§ SUPPLIED RECORDS
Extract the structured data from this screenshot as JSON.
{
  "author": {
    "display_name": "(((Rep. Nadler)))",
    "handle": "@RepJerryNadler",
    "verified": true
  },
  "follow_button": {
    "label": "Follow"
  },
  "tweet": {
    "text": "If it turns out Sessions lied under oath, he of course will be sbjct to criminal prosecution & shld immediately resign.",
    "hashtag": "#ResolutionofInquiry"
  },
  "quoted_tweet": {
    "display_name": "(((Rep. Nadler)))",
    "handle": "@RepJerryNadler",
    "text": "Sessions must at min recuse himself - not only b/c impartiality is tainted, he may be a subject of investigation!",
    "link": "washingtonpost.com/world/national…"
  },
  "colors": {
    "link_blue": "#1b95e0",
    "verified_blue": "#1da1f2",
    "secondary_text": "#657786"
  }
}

§ WHAT YOU WILL DO
Pull out every line of the records that includes the string "Sessions".

§ ANSWER TO THE PROBLEM
    "text": "If it turns out Sessions lied under oath, he of course will be sbjct to criminal prosecution & shld immediately resign.",
    "text": "Sessions must at min recuse himself - not only b/c impartiality is tainted, he may be a subject of investigation!",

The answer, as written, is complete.